[Items from a dataset]
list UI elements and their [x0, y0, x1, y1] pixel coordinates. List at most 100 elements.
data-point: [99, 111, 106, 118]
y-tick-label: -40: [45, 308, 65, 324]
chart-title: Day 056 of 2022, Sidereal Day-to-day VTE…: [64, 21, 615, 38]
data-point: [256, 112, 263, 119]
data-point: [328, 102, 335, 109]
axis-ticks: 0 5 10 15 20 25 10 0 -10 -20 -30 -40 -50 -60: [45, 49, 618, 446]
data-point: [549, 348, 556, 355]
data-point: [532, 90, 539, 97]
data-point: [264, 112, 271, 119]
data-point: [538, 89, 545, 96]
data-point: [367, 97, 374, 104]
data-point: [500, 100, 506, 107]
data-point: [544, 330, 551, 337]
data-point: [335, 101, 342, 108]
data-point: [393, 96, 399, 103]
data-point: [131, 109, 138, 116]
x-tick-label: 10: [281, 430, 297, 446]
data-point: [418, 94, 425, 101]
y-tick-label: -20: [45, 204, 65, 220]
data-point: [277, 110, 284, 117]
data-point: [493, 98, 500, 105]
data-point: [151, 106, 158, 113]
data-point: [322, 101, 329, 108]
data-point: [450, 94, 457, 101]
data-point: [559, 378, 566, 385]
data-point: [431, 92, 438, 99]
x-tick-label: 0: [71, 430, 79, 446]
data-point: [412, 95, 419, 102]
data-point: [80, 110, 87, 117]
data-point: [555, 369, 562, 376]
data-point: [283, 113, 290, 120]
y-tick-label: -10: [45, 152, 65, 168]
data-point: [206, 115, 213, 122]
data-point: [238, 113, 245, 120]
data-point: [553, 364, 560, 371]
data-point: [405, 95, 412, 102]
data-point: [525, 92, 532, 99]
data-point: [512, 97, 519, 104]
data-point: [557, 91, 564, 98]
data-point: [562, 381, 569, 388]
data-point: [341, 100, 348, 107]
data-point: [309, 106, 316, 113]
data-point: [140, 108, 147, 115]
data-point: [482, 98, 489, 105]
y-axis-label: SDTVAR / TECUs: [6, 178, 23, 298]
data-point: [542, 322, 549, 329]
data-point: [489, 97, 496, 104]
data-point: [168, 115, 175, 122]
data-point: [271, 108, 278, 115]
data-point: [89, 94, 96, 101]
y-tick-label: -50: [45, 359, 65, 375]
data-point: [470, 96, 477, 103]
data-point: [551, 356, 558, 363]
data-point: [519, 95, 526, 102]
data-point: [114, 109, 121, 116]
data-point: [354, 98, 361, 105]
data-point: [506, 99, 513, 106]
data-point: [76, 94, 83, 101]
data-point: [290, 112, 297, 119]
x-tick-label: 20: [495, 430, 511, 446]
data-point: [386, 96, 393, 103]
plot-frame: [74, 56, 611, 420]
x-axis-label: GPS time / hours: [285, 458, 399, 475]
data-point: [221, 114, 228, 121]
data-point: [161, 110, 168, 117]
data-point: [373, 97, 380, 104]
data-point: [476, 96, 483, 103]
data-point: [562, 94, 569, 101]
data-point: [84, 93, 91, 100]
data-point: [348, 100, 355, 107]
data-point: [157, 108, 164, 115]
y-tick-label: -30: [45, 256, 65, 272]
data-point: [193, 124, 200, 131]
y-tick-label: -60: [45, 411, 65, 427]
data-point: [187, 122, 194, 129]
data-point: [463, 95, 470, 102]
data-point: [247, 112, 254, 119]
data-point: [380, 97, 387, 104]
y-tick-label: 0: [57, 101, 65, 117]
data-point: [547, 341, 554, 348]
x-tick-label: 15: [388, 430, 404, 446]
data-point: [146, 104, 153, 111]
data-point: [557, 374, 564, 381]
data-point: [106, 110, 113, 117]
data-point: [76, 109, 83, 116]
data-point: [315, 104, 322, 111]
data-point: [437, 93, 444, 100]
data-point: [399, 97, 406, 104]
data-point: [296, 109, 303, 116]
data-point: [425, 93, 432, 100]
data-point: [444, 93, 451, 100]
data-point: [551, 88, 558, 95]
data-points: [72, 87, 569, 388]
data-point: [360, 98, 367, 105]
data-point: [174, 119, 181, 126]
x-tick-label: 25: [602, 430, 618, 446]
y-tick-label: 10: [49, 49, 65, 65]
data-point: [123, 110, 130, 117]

» WHAT IS REQUIRED
Copy the records word for word from the first line through the line containing "data-point: [256, 112, 263, 119]", including both of those lines.

» SOLUTION BELOW
list UI elements and their [x0, y0, x1, y1] pixel coordinates. List at most 100 elements.
data-point: [99, 111, 106, 118]
y-tick-label: -40: [45, 308, 65, 324]
chart-title: Day 056 of 2022, Sidereal Day-to-day VTE…: [64, 21, 615, 38]
data-point: [256, 112, 263, 119]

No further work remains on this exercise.